## Exercise
Scan the data below for the string "Жёсткий". Copy every line where it appears.

## Dataset content
⁂
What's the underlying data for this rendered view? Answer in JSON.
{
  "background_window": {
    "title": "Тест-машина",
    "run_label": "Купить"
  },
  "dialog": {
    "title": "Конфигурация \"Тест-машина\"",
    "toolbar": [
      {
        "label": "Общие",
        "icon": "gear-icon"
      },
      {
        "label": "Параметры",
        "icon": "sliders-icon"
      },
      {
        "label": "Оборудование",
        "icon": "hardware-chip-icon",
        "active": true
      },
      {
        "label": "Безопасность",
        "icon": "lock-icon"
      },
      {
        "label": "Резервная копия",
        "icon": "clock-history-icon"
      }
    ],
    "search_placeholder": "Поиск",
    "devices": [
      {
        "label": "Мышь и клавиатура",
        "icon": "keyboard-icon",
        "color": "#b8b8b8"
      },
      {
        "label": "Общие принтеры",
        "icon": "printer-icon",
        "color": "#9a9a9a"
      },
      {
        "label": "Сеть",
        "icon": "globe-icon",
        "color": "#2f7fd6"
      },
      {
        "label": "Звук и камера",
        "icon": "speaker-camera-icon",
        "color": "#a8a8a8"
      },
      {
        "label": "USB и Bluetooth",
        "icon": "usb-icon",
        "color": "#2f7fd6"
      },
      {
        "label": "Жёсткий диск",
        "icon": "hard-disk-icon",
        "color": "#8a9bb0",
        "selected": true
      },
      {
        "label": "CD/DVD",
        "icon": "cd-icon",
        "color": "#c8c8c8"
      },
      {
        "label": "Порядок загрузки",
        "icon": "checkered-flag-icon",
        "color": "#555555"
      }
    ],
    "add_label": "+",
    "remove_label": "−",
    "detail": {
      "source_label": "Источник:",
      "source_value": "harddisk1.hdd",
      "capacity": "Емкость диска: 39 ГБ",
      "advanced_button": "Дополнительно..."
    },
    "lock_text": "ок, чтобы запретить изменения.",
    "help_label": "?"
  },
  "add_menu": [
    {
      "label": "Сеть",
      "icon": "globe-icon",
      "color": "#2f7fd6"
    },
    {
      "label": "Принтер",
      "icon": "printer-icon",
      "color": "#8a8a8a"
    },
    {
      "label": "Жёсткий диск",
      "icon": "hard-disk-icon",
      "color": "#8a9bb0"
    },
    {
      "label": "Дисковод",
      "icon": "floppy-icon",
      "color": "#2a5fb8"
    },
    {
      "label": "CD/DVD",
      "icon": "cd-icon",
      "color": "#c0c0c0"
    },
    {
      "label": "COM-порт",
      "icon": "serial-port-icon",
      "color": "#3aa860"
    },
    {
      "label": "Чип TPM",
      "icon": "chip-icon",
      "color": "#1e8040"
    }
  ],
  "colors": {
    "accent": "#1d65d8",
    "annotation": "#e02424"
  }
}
⁂
## Result of the task
        "label": "Жёсткий диск",
      "label": "Жёсткий диск",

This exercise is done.